INSTRUCTION
Work out how many lines of the material below mention the word "illustration"; reply with the number only.

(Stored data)
BEGIN
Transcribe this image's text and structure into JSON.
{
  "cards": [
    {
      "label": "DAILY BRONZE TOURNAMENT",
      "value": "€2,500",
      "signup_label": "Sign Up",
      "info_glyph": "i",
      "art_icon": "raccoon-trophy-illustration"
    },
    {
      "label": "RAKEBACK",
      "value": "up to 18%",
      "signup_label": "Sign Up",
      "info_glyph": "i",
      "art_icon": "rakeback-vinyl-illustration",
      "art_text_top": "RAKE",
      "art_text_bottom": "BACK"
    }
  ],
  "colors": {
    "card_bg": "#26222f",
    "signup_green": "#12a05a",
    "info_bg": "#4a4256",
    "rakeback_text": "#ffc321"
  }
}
END
BEGIN
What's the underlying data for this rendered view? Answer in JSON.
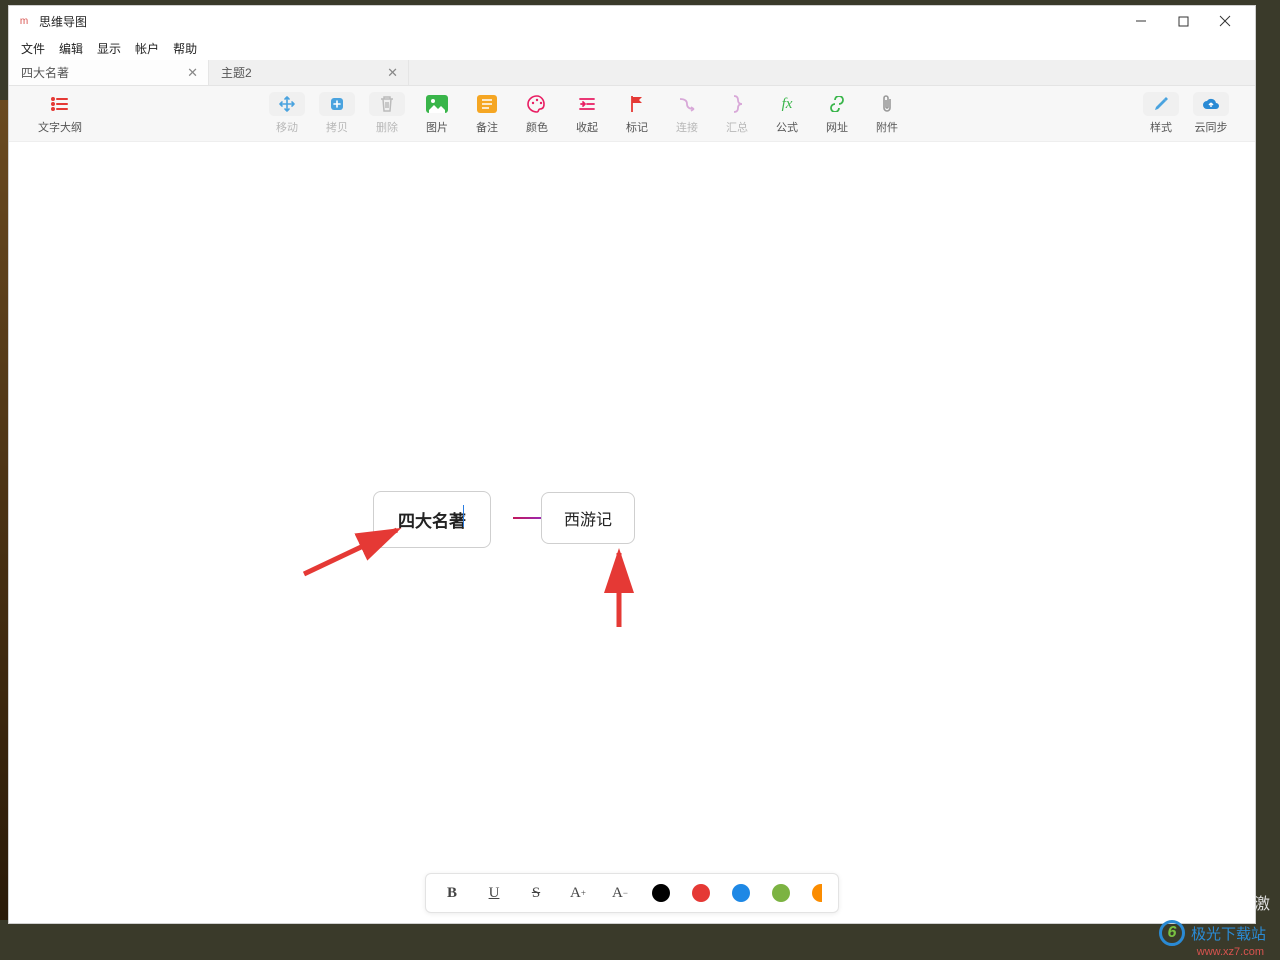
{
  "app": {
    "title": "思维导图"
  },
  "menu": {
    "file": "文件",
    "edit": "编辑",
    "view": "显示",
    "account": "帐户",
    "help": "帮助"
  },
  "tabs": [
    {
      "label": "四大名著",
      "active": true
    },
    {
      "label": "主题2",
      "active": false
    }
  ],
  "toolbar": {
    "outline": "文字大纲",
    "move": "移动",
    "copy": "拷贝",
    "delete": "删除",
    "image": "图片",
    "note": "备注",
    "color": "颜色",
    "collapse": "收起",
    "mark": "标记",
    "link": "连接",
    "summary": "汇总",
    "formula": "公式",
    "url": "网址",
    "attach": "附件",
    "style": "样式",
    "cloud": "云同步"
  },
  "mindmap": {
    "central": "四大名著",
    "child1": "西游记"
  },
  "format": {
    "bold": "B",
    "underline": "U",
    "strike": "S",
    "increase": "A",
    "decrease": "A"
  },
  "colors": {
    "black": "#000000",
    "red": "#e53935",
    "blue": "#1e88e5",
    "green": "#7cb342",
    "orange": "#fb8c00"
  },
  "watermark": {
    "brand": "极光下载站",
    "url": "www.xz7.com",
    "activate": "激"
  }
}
END
BEGIN
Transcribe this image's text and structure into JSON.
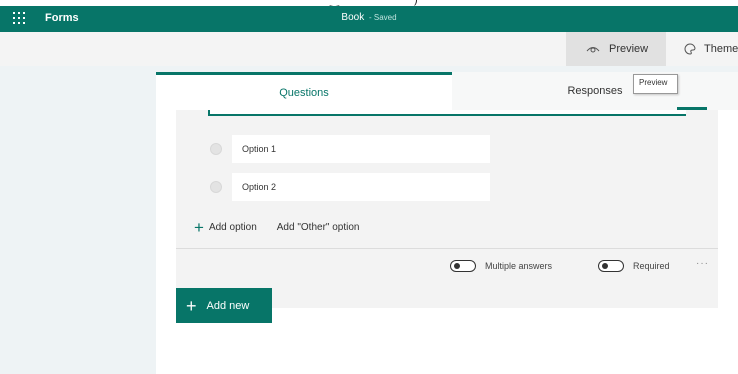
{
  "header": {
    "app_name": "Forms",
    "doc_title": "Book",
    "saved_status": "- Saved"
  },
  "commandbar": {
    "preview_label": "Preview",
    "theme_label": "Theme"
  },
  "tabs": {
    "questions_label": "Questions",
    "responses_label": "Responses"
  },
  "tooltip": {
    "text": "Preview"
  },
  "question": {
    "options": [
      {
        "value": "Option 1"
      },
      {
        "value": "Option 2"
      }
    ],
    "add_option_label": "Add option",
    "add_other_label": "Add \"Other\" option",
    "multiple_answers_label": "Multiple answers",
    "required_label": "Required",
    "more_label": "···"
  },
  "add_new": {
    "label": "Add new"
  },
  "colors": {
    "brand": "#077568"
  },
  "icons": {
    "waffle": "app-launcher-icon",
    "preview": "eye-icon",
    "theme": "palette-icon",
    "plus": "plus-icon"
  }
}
END
TASK ANSWER
2